Items from a dataset
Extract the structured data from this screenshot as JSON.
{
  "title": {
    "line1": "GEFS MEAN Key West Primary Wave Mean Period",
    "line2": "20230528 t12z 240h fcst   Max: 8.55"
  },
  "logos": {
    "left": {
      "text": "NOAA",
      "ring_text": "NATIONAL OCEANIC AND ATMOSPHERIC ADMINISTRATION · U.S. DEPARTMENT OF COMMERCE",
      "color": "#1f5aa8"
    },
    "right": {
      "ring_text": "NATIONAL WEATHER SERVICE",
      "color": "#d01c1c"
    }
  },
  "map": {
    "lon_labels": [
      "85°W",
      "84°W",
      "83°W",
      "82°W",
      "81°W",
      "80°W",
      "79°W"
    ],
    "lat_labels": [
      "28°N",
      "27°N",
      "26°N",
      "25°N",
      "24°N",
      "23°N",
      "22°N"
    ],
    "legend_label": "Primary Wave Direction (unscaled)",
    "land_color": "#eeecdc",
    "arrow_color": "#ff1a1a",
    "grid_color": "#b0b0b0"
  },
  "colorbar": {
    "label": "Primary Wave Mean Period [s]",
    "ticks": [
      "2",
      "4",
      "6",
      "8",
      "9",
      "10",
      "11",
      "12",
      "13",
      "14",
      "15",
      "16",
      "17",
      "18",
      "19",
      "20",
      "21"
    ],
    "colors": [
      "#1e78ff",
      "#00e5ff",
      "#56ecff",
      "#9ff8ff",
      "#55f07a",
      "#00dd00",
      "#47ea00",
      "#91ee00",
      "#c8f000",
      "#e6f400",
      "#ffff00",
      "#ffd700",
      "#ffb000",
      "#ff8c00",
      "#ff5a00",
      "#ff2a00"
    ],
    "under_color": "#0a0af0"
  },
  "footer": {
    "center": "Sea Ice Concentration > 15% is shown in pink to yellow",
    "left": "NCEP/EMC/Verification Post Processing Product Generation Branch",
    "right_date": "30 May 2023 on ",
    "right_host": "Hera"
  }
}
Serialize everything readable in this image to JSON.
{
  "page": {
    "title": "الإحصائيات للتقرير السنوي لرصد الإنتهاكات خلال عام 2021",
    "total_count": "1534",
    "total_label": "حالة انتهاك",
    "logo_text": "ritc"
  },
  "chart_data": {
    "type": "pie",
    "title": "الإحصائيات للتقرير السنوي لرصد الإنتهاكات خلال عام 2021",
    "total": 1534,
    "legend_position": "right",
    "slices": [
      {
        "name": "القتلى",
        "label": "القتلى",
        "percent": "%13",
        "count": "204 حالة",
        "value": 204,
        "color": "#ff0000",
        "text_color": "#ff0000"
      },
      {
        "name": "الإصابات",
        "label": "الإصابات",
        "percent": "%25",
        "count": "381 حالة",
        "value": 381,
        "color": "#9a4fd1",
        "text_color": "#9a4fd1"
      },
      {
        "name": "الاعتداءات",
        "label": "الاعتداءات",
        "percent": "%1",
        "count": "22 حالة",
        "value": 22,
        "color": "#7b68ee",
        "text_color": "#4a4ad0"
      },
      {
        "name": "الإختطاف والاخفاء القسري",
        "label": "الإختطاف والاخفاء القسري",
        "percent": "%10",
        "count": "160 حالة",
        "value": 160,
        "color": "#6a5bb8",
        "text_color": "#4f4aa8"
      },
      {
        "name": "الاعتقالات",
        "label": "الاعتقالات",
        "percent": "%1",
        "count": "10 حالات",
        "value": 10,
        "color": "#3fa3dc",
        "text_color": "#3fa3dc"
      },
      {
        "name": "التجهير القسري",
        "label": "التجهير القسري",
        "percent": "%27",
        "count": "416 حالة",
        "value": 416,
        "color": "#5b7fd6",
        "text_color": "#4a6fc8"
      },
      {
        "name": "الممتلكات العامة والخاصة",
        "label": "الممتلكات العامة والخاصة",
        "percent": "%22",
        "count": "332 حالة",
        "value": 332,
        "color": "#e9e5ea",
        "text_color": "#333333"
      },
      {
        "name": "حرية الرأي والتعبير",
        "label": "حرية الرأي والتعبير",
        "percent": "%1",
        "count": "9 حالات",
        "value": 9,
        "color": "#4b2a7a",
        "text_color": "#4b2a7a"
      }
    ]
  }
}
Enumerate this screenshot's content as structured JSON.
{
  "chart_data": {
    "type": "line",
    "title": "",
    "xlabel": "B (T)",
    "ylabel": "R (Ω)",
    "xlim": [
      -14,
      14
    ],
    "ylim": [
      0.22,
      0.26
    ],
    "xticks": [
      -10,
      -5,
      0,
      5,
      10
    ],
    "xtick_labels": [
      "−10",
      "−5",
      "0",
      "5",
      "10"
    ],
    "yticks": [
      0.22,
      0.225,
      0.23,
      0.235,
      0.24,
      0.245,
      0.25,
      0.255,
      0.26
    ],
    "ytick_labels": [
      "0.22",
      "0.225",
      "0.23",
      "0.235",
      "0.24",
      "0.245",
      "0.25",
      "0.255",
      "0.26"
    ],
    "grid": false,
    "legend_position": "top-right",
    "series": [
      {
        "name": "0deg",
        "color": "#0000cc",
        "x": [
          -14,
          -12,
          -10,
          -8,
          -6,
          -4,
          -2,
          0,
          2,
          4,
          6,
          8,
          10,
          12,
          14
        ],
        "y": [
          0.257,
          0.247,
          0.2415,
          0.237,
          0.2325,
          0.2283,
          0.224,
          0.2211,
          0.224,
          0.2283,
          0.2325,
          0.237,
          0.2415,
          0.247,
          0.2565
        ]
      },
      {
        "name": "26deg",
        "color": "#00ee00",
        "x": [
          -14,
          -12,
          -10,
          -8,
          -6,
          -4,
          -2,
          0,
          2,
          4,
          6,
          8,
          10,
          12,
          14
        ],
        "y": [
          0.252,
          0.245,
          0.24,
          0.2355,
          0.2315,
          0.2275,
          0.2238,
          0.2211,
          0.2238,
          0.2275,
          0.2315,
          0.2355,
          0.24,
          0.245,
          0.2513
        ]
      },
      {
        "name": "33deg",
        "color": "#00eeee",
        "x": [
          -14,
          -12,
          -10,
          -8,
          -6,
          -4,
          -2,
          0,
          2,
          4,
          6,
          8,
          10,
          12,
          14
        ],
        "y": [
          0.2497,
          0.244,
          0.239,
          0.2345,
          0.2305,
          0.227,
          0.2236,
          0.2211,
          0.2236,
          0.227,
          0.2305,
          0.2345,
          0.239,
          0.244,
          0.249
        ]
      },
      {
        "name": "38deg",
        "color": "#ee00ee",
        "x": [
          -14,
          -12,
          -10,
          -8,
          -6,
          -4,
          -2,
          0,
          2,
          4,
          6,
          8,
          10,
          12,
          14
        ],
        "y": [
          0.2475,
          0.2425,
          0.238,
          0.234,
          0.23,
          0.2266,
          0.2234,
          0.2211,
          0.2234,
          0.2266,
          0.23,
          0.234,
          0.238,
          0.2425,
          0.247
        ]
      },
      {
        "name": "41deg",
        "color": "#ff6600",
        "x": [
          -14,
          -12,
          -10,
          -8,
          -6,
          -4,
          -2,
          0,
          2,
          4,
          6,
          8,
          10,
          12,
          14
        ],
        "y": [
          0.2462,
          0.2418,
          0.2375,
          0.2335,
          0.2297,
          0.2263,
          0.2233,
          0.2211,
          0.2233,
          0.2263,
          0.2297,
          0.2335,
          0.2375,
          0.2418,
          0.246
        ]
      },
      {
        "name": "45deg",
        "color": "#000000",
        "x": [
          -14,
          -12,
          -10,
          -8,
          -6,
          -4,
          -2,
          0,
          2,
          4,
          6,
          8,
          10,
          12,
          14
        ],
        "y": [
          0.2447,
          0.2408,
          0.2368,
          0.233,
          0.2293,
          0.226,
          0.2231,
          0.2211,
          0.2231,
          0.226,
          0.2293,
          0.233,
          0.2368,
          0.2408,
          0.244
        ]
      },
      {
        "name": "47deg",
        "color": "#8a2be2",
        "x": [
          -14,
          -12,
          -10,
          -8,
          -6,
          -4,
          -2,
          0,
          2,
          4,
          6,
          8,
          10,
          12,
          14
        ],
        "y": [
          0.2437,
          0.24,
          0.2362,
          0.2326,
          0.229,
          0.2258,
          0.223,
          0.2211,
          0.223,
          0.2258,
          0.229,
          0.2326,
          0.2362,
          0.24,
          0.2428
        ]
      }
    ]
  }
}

▶ **Work to complete**
Only the number is wanted: how many lines of these entries contain the string "والتعبير"?

▶ **Correct answer**
2